Written request: Compile every line that includes the word "PgMP".

Supplied records:
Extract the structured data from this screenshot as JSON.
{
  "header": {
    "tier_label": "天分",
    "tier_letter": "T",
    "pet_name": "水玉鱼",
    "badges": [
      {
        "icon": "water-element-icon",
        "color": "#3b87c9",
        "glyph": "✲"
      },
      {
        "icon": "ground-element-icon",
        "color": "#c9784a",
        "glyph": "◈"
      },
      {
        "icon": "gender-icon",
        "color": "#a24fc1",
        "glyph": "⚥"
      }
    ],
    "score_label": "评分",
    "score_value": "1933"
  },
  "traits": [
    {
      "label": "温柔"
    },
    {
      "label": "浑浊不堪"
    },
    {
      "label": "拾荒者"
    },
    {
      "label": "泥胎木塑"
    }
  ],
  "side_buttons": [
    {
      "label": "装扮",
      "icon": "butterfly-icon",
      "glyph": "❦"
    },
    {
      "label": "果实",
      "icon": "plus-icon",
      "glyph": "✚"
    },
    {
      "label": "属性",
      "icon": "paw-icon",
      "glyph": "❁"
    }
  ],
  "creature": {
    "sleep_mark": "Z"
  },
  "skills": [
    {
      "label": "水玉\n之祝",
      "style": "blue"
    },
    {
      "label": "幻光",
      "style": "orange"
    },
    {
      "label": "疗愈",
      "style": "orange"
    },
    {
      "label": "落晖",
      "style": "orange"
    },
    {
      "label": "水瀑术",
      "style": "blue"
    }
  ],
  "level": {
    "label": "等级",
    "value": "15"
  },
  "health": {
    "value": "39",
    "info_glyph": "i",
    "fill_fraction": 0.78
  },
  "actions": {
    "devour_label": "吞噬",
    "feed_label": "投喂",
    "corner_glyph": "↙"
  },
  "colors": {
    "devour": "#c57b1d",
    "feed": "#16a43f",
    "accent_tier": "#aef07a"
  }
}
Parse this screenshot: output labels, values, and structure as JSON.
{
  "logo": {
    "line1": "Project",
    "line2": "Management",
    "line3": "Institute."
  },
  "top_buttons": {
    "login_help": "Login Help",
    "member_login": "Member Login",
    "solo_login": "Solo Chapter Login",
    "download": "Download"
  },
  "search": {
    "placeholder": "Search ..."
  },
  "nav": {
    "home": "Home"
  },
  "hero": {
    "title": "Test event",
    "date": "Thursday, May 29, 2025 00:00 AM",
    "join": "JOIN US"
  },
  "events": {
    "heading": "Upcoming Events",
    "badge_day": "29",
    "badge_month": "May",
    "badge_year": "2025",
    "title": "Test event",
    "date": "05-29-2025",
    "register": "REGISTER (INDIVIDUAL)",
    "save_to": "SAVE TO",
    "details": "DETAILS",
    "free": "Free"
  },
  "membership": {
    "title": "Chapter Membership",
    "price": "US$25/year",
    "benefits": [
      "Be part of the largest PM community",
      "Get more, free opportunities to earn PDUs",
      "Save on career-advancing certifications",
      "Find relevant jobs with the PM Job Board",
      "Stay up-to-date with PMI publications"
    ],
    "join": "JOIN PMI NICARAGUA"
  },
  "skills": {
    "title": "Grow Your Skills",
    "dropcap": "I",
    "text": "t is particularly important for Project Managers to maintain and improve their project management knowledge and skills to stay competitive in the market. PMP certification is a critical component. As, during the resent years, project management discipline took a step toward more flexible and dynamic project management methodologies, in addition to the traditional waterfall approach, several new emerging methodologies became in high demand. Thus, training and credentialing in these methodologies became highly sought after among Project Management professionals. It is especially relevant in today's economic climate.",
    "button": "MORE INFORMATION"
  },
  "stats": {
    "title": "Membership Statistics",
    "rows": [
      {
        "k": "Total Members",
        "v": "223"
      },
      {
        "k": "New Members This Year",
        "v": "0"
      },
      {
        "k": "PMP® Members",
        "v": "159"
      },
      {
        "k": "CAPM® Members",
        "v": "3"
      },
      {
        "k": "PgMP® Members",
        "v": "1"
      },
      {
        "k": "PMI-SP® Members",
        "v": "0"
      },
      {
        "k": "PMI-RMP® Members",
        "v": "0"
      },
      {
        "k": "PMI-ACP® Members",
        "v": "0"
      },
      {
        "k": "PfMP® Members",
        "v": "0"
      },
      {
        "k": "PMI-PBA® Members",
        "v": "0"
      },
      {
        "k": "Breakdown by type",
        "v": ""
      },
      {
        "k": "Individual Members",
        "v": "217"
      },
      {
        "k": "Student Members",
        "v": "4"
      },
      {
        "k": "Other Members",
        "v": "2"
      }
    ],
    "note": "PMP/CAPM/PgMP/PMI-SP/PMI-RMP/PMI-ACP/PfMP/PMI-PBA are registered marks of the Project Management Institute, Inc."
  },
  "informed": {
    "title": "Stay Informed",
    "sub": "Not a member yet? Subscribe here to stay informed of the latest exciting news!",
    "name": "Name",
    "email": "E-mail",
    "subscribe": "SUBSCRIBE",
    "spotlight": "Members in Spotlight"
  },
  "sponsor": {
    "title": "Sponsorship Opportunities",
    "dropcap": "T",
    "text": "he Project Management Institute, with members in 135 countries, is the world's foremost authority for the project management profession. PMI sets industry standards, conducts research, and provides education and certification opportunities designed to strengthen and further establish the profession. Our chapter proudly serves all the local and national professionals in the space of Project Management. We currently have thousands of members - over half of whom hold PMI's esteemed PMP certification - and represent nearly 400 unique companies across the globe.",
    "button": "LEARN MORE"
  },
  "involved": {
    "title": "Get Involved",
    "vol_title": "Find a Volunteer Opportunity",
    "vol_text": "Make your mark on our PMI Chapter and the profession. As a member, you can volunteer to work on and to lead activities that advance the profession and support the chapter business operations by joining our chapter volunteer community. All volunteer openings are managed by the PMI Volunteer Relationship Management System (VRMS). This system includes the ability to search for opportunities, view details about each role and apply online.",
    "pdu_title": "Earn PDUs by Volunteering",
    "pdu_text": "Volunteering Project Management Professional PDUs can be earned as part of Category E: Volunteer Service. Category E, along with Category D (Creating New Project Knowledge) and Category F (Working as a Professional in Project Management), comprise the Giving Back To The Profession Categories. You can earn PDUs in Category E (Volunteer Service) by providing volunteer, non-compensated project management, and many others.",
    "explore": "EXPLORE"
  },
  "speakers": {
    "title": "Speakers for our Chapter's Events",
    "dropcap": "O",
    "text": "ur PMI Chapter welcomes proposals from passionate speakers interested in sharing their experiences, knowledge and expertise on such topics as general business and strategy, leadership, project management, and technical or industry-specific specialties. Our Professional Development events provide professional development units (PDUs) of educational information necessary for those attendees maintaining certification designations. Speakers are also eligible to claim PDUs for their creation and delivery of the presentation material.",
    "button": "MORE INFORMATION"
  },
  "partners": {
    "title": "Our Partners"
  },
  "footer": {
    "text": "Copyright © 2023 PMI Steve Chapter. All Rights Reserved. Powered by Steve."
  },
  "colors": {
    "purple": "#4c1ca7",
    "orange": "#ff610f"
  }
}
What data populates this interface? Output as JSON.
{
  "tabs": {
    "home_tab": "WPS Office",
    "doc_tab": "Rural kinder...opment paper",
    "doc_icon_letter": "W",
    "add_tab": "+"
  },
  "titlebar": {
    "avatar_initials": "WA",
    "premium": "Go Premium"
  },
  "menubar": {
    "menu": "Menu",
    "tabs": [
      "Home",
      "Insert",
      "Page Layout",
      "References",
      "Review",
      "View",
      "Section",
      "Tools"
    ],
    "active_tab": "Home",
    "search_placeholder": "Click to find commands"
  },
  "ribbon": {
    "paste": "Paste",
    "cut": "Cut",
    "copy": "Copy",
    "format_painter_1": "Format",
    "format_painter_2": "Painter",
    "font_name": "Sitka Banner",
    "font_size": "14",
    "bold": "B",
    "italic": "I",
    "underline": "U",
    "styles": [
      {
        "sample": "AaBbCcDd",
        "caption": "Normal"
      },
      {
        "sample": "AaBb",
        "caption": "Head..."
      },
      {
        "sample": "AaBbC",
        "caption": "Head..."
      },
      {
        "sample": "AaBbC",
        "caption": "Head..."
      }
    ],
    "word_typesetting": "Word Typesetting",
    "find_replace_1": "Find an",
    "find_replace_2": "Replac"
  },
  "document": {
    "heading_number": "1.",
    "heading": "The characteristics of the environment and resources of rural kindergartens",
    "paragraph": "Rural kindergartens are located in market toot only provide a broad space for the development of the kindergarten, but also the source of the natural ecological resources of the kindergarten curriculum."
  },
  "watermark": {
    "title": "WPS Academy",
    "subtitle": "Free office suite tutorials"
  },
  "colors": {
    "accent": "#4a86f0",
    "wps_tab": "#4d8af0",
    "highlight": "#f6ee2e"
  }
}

The solution:
        "k": "PgMP® Members",
    "note": "PMP/CAPM/PgMP/PMI-SP/PMI-RMP/PMI-ACP/PfMP/PMI-PBA are registered marks of the Project Management Institute, Inc."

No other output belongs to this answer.